• [Exercise task]: Write out all entries word for word.

• [Available data]:
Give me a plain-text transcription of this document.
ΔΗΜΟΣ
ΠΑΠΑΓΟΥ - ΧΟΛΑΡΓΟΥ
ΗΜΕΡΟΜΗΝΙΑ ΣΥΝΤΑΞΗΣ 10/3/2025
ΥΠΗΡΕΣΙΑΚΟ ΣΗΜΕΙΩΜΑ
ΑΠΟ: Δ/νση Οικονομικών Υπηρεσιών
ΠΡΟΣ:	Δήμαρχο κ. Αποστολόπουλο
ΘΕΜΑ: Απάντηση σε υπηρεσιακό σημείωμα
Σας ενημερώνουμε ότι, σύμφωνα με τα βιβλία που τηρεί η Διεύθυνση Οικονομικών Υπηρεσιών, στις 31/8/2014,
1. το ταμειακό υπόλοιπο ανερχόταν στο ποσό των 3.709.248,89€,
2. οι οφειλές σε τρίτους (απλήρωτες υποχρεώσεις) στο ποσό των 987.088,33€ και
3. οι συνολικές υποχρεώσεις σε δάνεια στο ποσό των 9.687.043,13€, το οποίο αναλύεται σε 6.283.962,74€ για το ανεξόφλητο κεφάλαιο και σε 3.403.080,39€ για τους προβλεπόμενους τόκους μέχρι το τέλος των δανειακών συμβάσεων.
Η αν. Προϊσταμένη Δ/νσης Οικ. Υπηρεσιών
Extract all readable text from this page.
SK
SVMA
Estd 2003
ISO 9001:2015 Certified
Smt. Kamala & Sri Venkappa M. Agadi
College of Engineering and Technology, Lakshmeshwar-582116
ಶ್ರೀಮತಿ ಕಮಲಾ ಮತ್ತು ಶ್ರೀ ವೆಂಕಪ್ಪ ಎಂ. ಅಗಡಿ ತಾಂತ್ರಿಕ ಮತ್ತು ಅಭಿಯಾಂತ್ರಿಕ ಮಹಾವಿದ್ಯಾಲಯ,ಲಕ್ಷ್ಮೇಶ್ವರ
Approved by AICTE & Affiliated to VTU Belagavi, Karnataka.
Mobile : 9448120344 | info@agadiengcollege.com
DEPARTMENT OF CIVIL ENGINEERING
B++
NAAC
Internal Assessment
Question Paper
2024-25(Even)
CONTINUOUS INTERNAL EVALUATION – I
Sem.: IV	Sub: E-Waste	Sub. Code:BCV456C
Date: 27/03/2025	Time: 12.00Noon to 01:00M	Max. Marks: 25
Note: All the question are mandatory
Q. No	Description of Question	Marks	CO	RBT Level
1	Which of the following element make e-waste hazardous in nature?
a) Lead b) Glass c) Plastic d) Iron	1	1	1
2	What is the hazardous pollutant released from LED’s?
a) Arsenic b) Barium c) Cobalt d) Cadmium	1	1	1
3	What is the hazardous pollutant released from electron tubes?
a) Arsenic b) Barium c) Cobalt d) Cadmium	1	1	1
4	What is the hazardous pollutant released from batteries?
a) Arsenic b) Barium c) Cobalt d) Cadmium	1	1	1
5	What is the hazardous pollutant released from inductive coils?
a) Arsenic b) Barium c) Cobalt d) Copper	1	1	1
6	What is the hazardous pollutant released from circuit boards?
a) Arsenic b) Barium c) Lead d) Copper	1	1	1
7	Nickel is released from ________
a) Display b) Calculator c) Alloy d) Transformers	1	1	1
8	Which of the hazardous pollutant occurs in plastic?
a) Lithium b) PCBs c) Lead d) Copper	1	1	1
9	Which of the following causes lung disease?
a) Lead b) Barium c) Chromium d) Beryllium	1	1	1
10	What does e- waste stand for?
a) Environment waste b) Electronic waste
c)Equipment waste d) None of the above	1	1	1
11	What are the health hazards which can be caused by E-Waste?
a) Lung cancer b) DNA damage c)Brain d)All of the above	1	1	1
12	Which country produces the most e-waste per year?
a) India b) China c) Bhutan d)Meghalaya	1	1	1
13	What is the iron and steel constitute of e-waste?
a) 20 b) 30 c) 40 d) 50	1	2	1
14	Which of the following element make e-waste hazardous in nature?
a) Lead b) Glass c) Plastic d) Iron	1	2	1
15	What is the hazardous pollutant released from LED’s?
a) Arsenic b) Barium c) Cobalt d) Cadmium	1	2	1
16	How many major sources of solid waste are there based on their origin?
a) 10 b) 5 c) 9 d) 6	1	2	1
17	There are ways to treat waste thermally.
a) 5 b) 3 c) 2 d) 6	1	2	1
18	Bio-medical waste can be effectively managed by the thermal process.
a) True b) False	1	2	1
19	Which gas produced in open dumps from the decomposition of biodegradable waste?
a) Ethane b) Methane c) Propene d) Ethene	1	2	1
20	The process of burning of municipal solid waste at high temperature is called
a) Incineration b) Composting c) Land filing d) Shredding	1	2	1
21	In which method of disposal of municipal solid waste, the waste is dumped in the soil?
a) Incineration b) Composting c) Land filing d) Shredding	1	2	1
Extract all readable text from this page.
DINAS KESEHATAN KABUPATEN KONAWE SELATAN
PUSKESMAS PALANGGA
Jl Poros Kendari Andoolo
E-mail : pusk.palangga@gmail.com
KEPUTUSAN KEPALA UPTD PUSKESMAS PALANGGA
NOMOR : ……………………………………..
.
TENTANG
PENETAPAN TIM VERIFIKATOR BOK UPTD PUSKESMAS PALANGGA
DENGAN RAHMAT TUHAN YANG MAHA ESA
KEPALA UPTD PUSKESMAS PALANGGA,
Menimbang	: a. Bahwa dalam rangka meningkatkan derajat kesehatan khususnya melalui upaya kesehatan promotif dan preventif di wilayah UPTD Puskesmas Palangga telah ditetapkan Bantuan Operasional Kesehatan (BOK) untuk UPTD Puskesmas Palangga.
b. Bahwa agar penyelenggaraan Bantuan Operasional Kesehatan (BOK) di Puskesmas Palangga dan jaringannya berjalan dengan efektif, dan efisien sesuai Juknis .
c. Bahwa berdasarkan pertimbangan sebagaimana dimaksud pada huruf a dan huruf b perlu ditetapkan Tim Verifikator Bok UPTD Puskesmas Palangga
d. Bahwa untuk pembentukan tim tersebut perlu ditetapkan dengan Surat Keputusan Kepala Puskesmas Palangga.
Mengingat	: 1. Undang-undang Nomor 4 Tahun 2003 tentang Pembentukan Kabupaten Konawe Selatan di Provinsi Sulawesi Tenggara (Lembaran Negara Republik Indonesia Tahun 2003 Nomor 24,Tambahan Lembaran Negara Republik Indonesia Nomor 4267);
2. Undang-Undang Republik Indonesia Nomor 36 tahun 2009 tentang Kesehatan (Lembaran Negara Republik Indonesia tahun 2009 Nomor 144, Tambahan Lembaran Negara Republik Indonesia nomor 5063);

• [Answer to the task]:
Give me a plain-text transcription of this document.
ΔΗΜΟΣ
ΠΑΠΑΓΟΥ - ΧΟΛΑΡΓΟΥ
ΗΜΕΡΟΜΗΝΙΑ ΣΥΝΤΑΞΗΣ 10/3/2025
ΥΠΗΡΕΣΙΑΚΟ ΣΗΜΕΙΩΜΑ
ΑΠΟ: Δ/νση Οικονομικών Υπηρεσιών
ΠΡΟΣ:	Δήμαρχο κ. Αποστολόπουλο
ΘΕΜΑ: Απάντηση σε υπηρεσιακό σημείωμα
Σας ενημερώνουμε ότι, σύμφωνα με τα βιβλία που τηρεί η Διεύθυνση Οικονομικών Υπηρεσιών, στις 31/8/2014,
1. το ταμειακό υπόλοιπο ανερχόταν στο ποσό των 3.709.248,89€,
2. οι οφειλές σε τρίτους (απλήρωτες υποχρεώσεις) στο ποσό των 987.088,33€ και
3. οι συνολικές υποχρεώσεις σε δάνεια στο ποσό των 9.687.043,13€, το οποίο αναλύεται σε 6.283.962,74€ για το ανεξόφλητο κεφάλαιο και σε 3.403.080,39€ για τους προβλεπόμενους τόκους μέχρι το τέλος των δανειακών συμβάσεων.
Η αν. Προϊσταμένη Δ/νσης Οικ. Υπηρεσιών
Extract all readable text from this page.
SK
SVMA
Estd 2003
ISO 9001:2015 Certified
Smt. Kamala & Sri Venkappa M. Agadi
College of Engineering and Technology, Lakshmeshwar-582116
ಶ್ರೀಮತಿ ಕಮಲಾ ಮತ್ತು ಶ್ರೀ ವೆಂಕಪ್ಪ ಎಂ. ಅಗಡಿ ತಾಂತ್ರಿಕ ಮತ್ತು ಅಭಿಯಾಂತ್ರಿಕ ಮಹಾವಿದ್ಯಾಲಯ,ಲಕ್ಷ್ಮೇಶ್ವರ
Approved by AICTE & Affiliated to VTU Belagavi, Karnataka.
Mobile : 9448120344 | info@agadiengcollege.com
DEPARTMENT OF CIVIL ENGINEERING
B++
NAAC
Internal Assessment
Question Paper
2024-25(Even)
CONTINUOUS INTERNAL EVALUATION – I
Sem.: IV	Sub: E-Waste	Sub. Code:BCV456C
Date: 27/03/2025	Time: 12.00Noon to 01:00M	Max. Marks: 25
Note: All the question are mandatory
Q. No	Description of Question	Marks	CO	RBT Level
1	Which of the following element make e-waste hazardous in nature?
a) Lead b) Glass c) Plastic d) Iron	1	1	1
2	What is the hazardous pollutant released from LED’s?
a) Arsenic b) Barium c) Cobalt d) Cadmium	1	1	1
3	What is the hazardous pollutant released from electron tubes?
a) Arsenic b) Barium c) Cobalt d) Cadmium	1	1	1
4	What is the hazardous pollutant released from batteries?
a) Arsenic b) Barium c) Cobalt d) Cadmium	1	1	1
5	What is the hazardous pollutant released from inductive coils?
a) Arsenic b) Barium c) Cobalt d) Copper	1	1	1
6	What is the hazardous pollutant released from circuit boards?
a) Arsenic b) Barium c) Lead d) Copper	1	1	1
7	Nickel is released from ________
a) Display b) Calculator c) Alloy d) Transformers	1	1	1
8	Which of the hazardous pollutant occurs in plastic?
a) Lithium b) PCBs c) Lead d) Copper	1	1	1
9	Which of the following causes lung disease?
a) Lead b) Barium c) Chromium d) Beryllium	1	1	1
10	What does e- waste stand for?
a) Environment waste b) Electronic waste
c)Equipment waste d) None of the above	1	1	1
11	What are the health hazards which can be caused by E-Waste?
a) Lung cancer b) DNA damage c)Brain d)All of the above	1	1	1
12	Which country produces the most e-waste per year?
a) India b) China c) Bhutan d)Meghalaya	1	1	1
13	What is the iron and steel constitute of e-waste?
a) 20 b) 30 c) 40 d) 50	1	2	1
14	Which of the following element make e-waste hazardous in nature?
a) Lead b) Glass c) Plastic d) Iron	1	2	1
15	What is the hazardous pollutant released from LED’s?
a) Arsenic b) Barium c) Cobalt d) Cadmium	1	2	1
16	How many major sources of solid waste are there based on their origin?
a) 10 b) 5 c) 9 d) 6	1	2	1
17	There are ways to treat waste thermally.
a) 5 b) 3 c) 2 d) 6	1	2	1
18	Bio-medical waste can be effectively managed by the thermal process.
a) True b) False	1	2	1
19	Which gas produced in open dumps from the decomposition of biodegradable waste?
a) Ethane b) Methane c) Propene d) Ethene	1	2	1
20	The process of burning of municipal solid waste at high temperature is called
a) Incineration b) Composting c) Land filing d) Shredding	1	2	1
21	In which method of disposal of municipal solid waste, the waste is dumped in the soil?
a) Incineration b) Composting c) Land filing d) Shredding	1	2	1
Extract all readable text from this page.
DINAS KESEHATAN KABUPATEN KONAWE SELATAN
PUSKESMAS PALANGGA
Jl Poros Kendari Andoolo
E-mail : pusk.palangga@gmail.com
KEPUTUSAN KEPALA UPTD PUSKESMAS PALANGGA
NOMOR : ……………………………………..
.
TENTANG
PENETAPAN TIM VERIFIKATOR BOK UPTD PUSKESMAS PALANGGA
DENGAN RAHMAT TUHAN YANG MAHA ESA
KEPALA UPTD PUSKESMAS PALANGGA,
Menimbang	: a. Bahwa dalam rangka meningkatkan derajat kesehatan khususnya melalui upaya kesehatan promotif dan preventif di wilayah UPTD Puskesmas Palangga telah ditetapkan Bantuan Operasional Kesehatan (BOK) untuk UPTD Puskesmas Palangga.
b. Bahwa agar penyelenggaraan Bantuan Operasional Kesehatan (BOK) di Puskesmas Palangga dan jaringannya berjalan dengan efektif, dan efisien sesuai Juknis .
c. Bahwa berdasarkan pertimbangan sebagaimana dimaksud pada huruf a dan huruf b perlu ditetapkan Tim Verifikator Bok UPTD Puskesmas Palangga
d. Bahwa untuk pembentukan tim tersebut perlu ditetapkan dengan Surat Keputusan Kepala Puskesmas Palangga.
Mengingat	: 1. Undang-undang Nomor 4 Tahun 2003 tentang Pembentukan Kabupaten Konawe Selatan di Provinsi Sulawesi Tenggara (Lembaran Negara Republik Indonesia Tahun 2003 Nomor 24,Tambahan Lembaran Negara Republik Indonesia Nomor 4267);
2. Undang-Undang Republik Indonesia Nomor 36 tahun 2009 tentang Kesehatan (Lembaran Negara Republik Indonesia tahun 2009 Nomor 144, Tambahan Lembaran Negara Republik Indonesia nomor 5063);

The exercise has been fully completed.